Your instructions> In your copy, repeat the records exactly and leave out the pictures.

══ Given records

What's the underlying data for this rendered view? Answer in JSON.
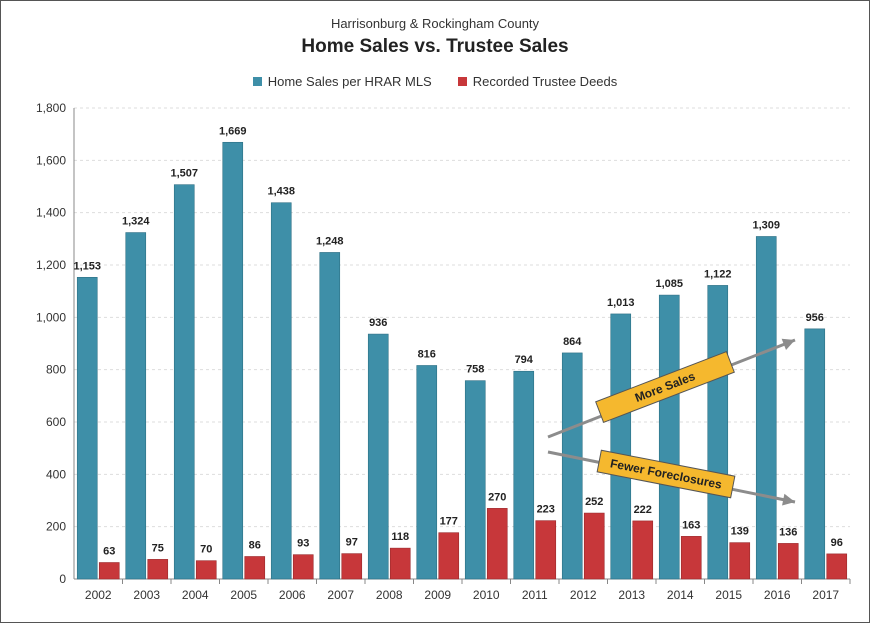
{
  "chart_data": {
    "type": "bar",
    "subtitle": "Harrisonburg & Rockingham County",
    "title": "Home Sales vs. Trustee Sales",
    "categories": [
      "2002",
      "2003",
      "2004",
      "2005",
      "2006",
      "2007",
      "2008",
      "2009",
      "2010",
      "2011",
      "2012",
      "2013",
      "2014",
      "2015",
      "2016",
      "2017"
    ],
    "series": [
      {
        "name": "Home Sales per HRAR MLS",
        "color": "#3E8FA8",
        "values": [
          1153,
          1324,
          1507,
          1669,
          1438,
          1248,
          936,
          816,
          758,
          794,
          864,
          1013,
          1085,
          1122,
          1309,
          956
        ],
        "labels": [
          "1,153",
          "1,324",
          "1,507",
          "1,669",
          "1,438",
          "1,248",
          "936",
          "816",
          "758",
          "794",
          "864",
          "1,013",
          "1,085",
          "1,122",
          "1,309",
          "956"
        ]
      },
      {
        "name": "Recorded Trustee Deeds",
        "color": "#C7373A",
        "values": [
          63,
          75,
          70,
          86,
          93,
          97,
          118,
          177,
          270,
          223,
          252,
          222,
          163,
          139,
          136,
          96
        ],
        "labels": [
          "63",
          "75",
          "70",
          "86",
          "93",
          "97",
          "118",
          "177",
          "270",
          "223",
          "252",
          "222",
          "163",
          "139",
          "136",
          "96"
        ]
      }
    ],
    "ylim": [
      0,
      1800
    ],
    "yticks": [
      0,
      200,
      400,
      600,
      800,
      1000,
      1200,
      1400,
      1600,
      1800
    ],
    "ytick_labels": [
      "0",
      "200",
      "400",
      "600",
      "800",
      "1,000",
      "1,200",
      "1,400",
      "1,600",
      "1,800"
    ],
    "grid": true,
    "legend_position": "top",
    "annotations": [
      {
        "text": "More Sales",
        "fill": "#F5B82E"
      },
      {
        "text": "Fewer Foreclosures",
        "fill": "#F5B82E"
      }
    ]
  }
}
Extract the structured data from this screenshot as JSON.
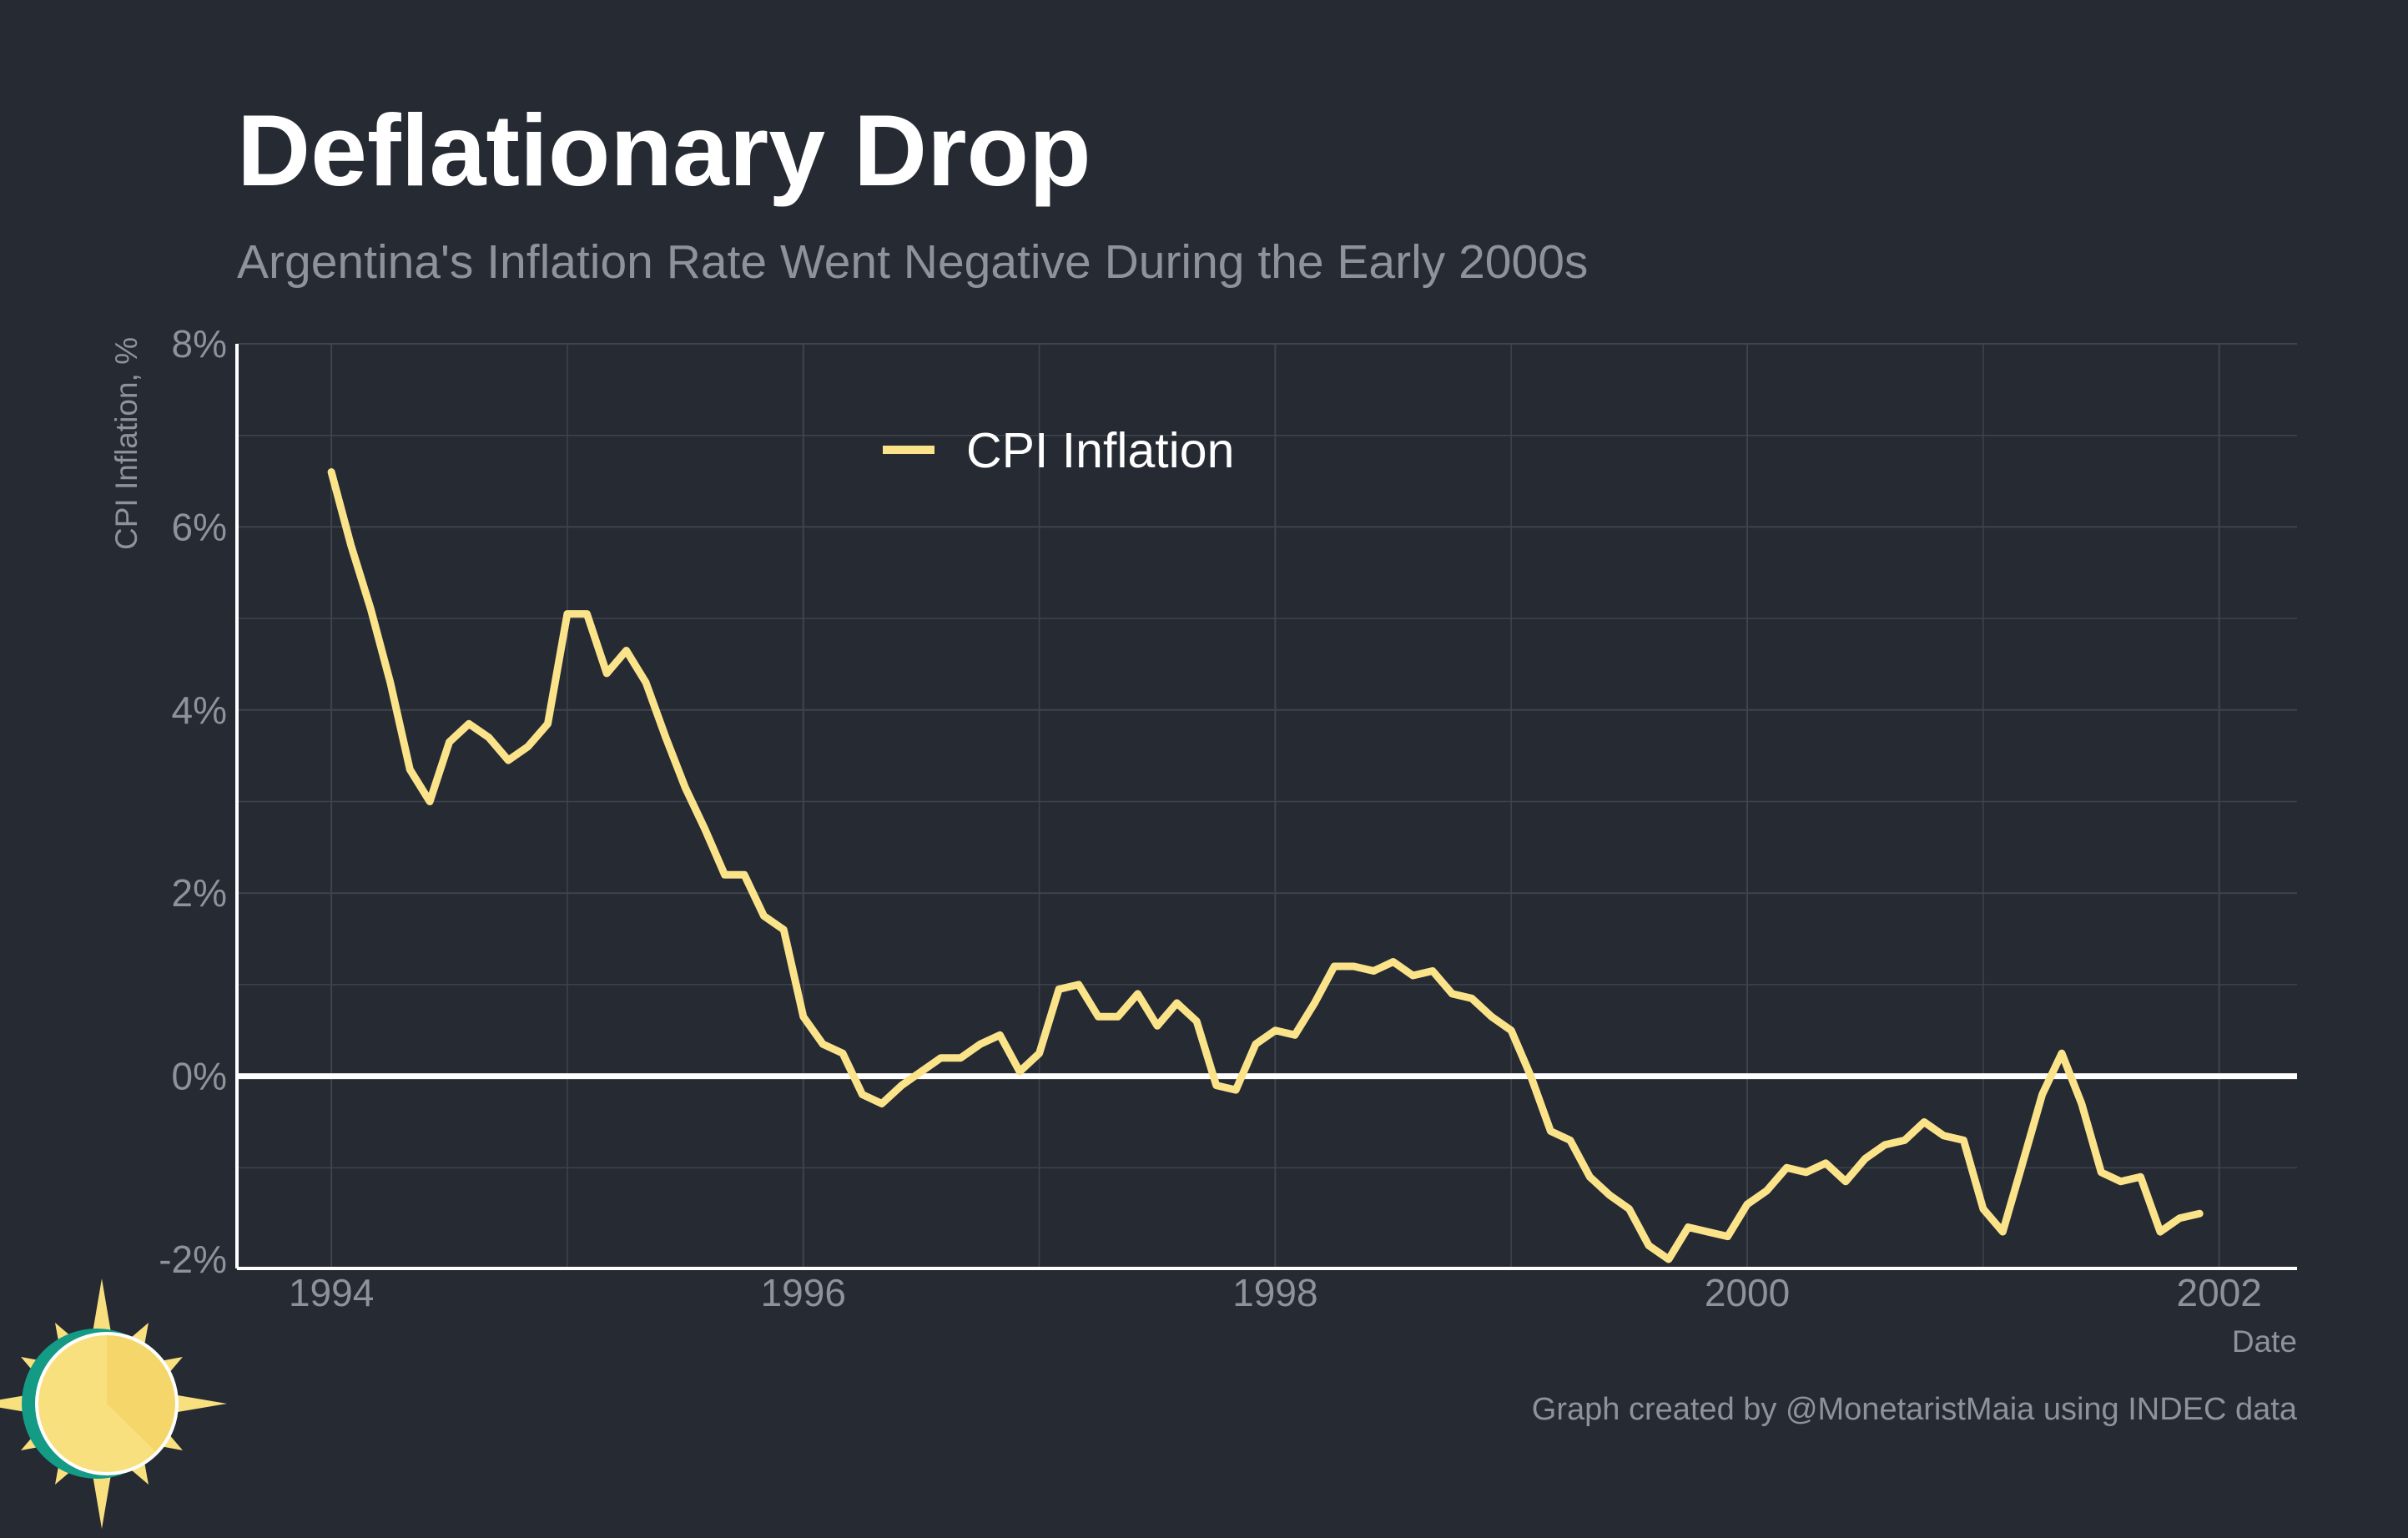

════

Response to the task>
What's the underlying data for this rendered view? Answer in JSON.
{
  "chart_data": {
    "type": "bar",
    "subtitle": "Harrisonburg & Rockingham County",
    "title": "Home Sales vs. Trustee Sales",
    "categories": [
      "2002",
      "2003",
      "2004",
      "2005",
      "2006",
      "2007",
      "2008",
      "2009",
      "2010",
      "2011",
      "2012",
      "2013",
      "2014",
      "2015",
      "2016",
      "2017"
    ],
    "series": [
      {
        "name": "Home Sales per HRAR MLS",
        "color": "#3E8FA8",
        "values": [
          1153,
          1324,
          1507,
          1669,
          1438,
          1248,
          936,
          816,
          758,
          794,
          864,
          1013,
          1085,
          1122,
          1309,
          956
        ],
        "labels": [
          "1,153",
          "1,324",
          "1,507",
          "1,669",
          "1,438",
          "1,248",
          "936",
          "816",
          "758",
          "794",
          "864",
          "1,013",
          "1,085",
          "1,122",
          "1,309",
          "956"
        ]
      },
      {
        "name": "Recorded Trustee Deeds",
        "color": "#C7373A",
        "values": [
          63,
          75,
          70,
          86,
          93,
          97,
          118,
          177,
          270,
          223,
          252,
          222,
          163,
          139,
          136,
          96
        ],
        "labels": [
          "63",
          "75",
          "70",
          "86",
          "93",
          "97",
          "118",
          "177",
          "270",
          "223",
          "252",
          "222",
          "163",
          "139",
          "136",
          "96"
        ]
      }
    ],
    "ylim": [
      0,
      1800
    ],
    "yticks": [
      0,
      200,
      400,
      600,
      800,
      1000,
      1200,
      1400,
      1600,
      1800
    ],
    "ytick_labels": [
      "0",
      "200",
      "400",
      "600",
      "800",
      "1,000",
      "1,200",
      "1,400",
      "1,600",
      "1,800"
    ],
    "grid": true,
    "legend_position": "top",
    "annotations": [
      {
        "text": "More Sales",
        "fill": "#F5B82E"
      },
      {
        "text": "Fewer Foreclosures",
        "fill": "#F5B82E"
      }
    ]
  }
}
Extract the structured data from this screenshot as JSON.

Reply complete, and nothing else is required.